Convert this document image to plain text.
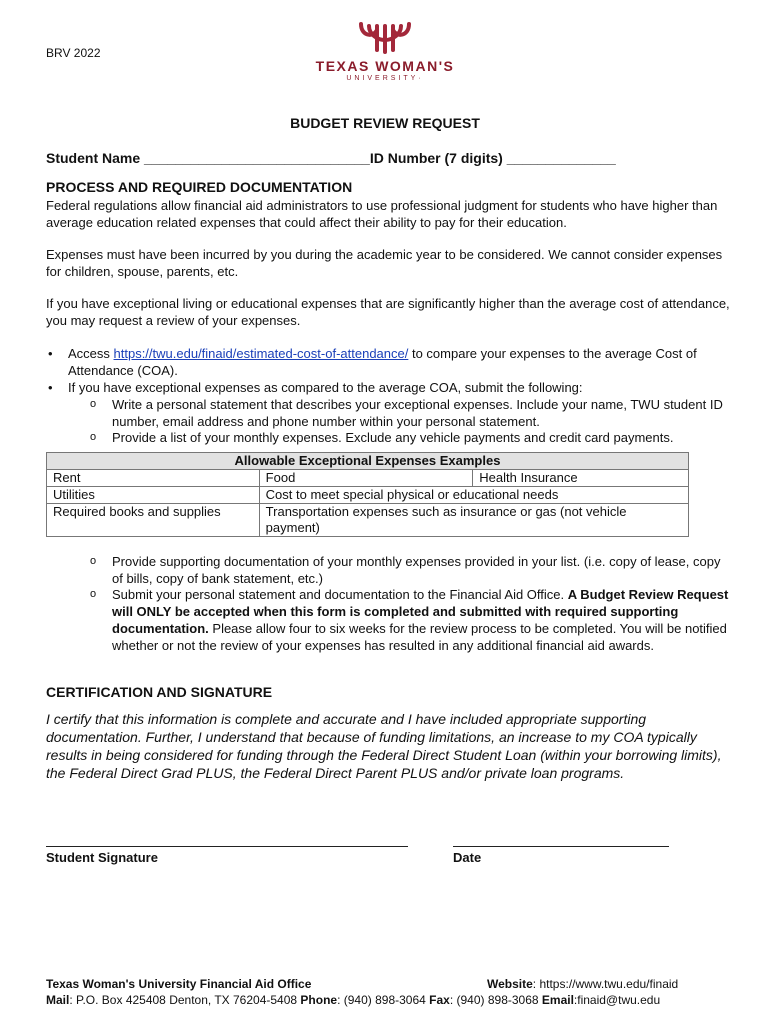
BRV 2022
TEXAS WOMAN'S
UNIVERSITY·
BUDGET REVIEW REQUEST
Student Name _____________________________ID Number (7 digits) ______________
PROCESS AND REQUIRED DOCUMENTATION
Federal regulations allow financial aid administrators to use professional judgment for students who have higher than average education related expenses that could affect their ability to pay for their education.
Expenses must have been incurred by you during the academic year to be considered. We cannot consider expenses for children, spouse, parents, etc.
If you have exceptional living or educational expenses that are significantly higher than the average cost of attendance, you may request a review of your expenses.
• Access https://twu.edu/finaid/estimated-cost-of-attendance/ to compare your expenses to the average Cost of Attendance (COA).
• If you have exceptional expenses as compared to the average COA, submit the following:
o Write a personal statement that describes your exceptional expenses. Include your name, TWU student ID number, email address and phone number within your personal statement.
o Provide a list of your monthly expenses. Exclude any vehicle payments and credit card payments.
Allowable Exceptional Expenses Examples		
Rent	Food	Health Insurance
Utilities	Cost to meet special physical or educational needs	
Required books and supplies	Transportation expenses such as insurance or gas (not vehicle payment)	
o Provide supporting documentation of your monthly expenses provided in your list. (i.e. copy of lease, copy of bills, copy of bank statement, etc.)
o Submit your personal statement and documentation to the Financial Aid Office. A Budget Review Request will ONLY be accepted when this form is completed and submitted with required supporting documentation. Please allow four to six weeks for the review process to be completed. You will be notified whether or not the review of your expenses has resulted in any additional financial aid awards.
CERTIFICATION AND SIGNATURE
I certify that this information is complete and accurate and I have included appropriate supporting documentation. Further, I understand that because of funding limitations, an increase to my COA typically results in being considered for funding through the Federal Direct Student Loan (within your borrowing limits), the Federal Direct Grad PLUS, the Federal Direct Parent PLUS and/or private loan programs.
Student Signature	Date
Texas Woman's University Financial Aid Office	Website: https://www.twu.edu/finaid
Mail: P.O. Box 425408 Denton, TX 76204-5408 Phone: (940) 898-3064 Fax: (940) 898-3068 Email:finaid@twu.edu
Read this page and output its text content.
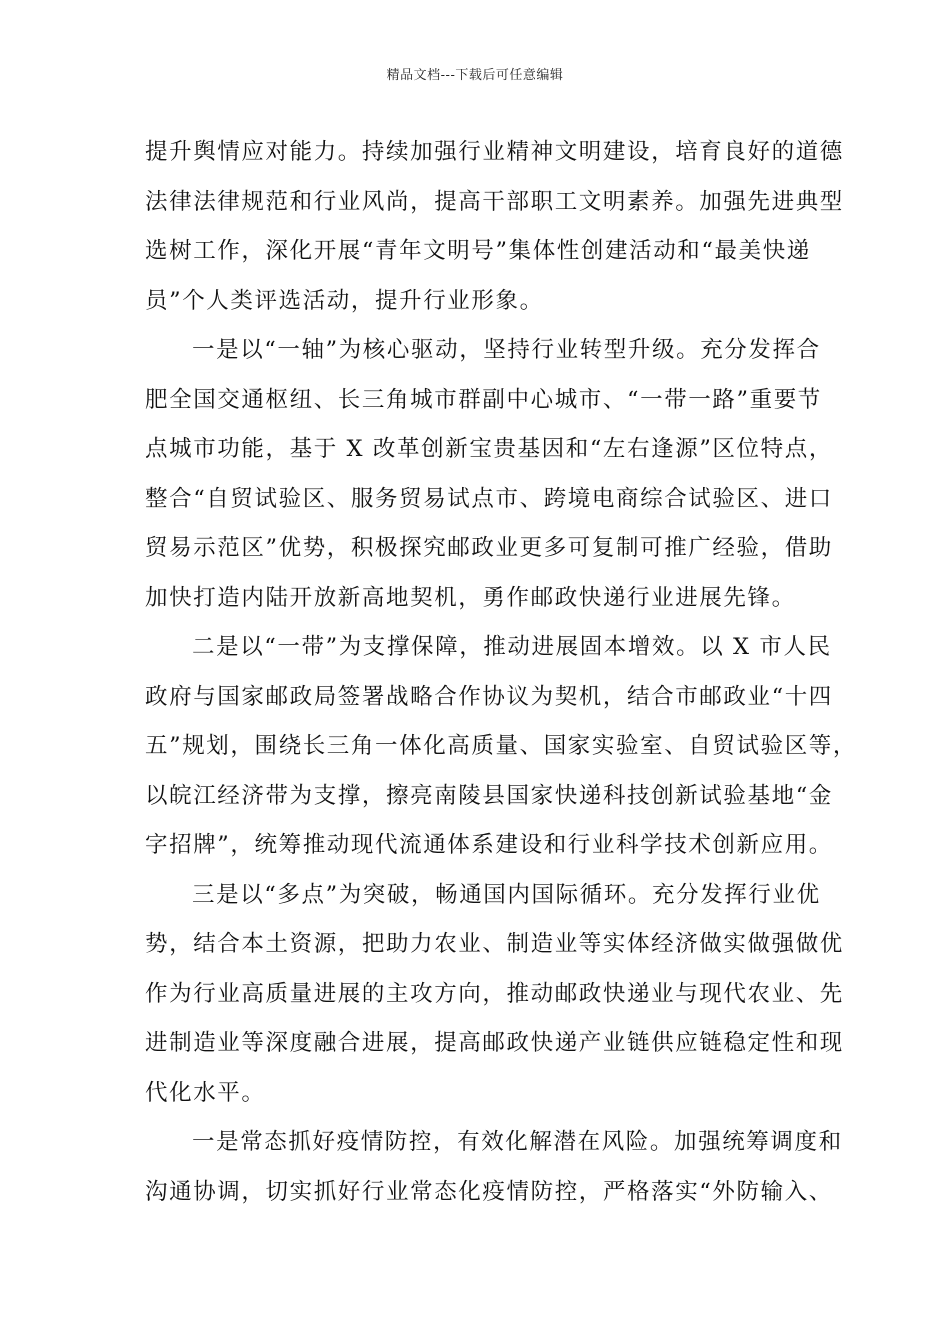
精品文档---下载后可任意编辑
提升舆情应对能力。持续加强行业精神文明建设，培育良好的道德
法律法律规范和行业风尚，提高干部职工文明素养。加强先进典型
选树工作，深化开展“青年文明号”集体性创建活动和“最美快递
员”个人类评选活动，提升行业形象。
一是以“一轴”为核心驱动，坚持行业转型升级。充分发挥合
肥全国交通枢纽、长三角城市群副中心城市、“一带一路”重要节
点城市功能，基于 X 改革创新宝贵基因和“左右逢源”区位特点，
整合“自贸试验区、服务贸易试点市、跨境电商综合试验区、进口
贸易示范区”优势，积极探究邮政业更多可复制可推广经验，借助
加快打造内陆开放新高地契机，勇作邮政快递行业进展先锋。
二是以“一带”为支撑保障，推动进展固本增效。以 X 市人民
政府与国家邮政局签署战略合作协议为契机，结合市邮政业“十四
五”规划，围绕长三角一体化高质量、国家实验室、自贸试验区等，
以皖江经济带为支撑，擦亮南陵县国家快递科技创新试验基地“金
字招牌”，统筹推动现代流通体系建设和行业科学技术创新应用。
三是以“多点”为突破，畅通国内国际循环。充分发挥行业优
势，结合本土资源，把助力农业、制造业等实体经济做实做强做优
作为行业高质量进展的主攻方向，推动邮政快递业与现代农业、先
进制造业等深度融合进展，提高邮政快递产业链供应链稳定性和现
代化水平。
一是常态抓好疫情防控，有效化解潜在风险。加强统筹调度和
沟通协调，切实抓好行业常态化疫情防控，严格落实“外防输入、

■ What is being asked
Tell how many lines include "text". The number is the whole answer.

■ Task result
2